▸ **WHAT TO WORK ON**:
Only the lines holding the string "text" are needed. Copy each one.

▸ **DATA FOR THIS TASK**:
_____
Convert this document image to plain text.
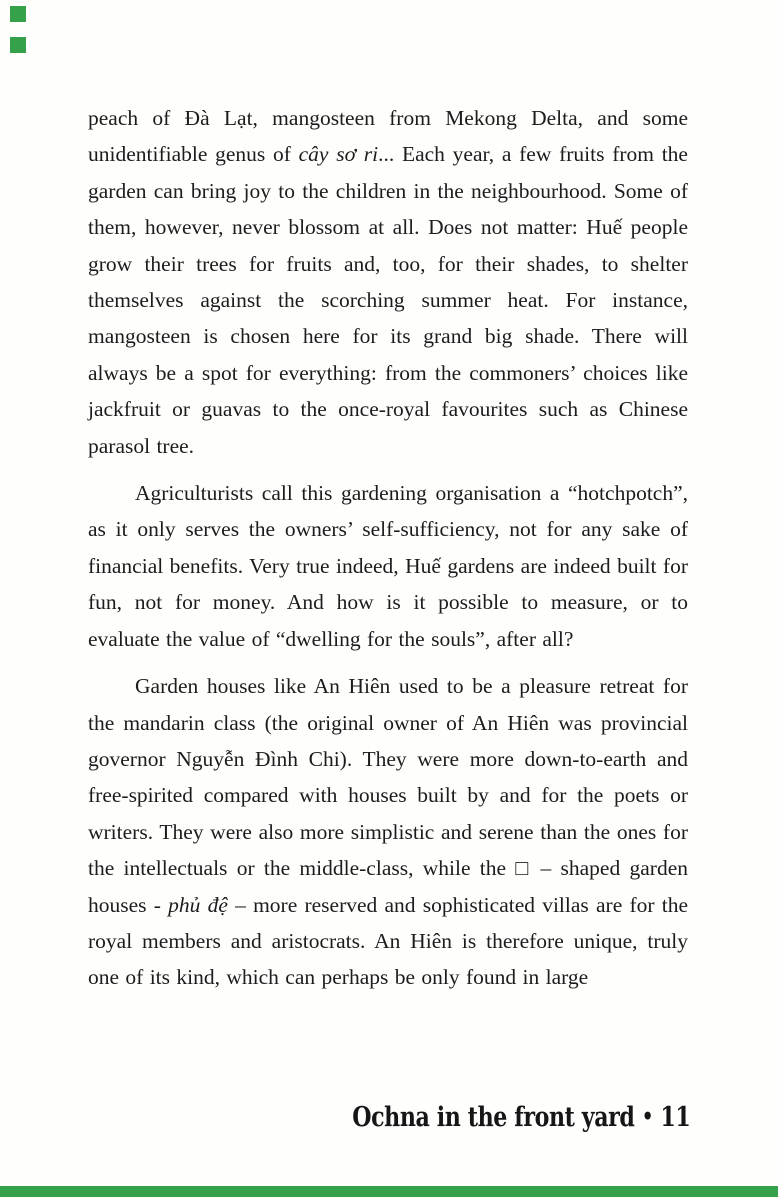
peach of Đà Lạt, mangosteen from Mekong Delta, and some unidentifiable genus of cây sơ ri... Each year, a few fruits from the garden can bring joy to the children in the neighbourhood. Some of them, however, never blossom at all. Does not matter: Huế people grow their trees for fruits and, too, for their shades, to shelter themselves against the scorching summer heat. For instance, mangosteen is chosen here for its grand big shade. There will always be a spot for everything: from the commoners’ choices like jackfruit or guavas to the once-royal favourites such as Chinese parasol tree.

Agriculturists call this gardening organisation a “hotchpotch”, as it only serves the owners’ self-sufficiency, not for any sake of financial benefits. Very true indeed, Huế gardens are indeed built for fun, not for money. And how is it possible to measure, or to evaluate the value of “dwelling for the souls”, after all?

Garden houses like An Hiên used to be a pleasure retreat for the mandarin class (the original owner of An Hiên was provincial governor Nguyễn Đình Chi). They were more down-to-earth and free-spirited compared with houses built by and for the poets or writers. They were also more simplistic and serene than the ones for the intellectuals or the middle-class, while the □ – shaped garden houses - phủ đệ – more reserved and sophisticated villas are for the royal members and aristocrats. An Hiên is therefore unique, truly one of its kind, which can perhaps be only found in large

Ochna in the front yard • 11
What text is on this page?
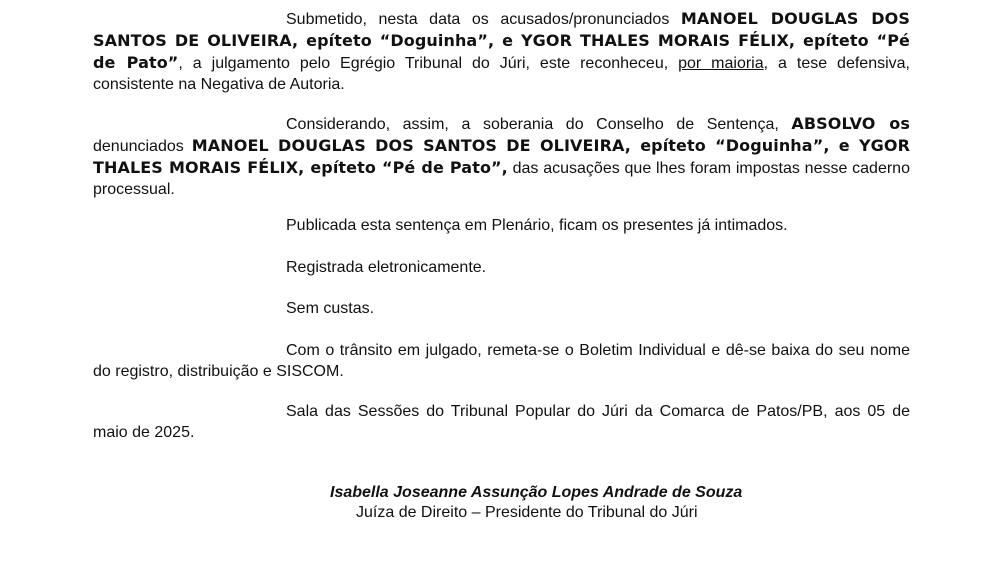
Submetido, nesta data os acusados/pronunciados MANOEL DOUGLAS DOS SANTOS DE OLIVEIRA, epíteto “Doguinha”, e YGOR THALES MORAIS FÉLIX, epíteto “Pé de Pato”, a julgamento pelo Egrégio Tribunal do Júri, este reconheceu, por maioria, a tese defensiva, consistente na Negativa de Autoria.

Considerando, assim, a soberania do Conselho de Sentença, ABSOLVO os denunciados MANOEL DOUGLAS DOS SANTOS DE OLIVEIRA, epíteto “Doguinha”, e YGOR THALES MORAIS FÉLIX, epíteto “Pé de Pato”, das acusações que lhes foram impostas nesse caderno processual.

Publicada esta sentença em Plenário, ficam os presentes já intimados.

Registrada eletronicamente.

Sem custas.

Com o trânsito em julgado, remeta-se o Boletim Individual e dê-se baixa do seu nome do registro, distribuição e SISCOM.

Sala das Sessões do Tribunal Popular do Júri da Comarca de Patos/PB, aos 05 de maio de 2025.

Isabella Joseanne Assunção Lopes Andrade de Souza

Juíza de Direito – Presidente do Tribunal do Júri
_____
▸ **EXERCISE ANSWER**:
Convert this document image to plain text.
What text is on this page?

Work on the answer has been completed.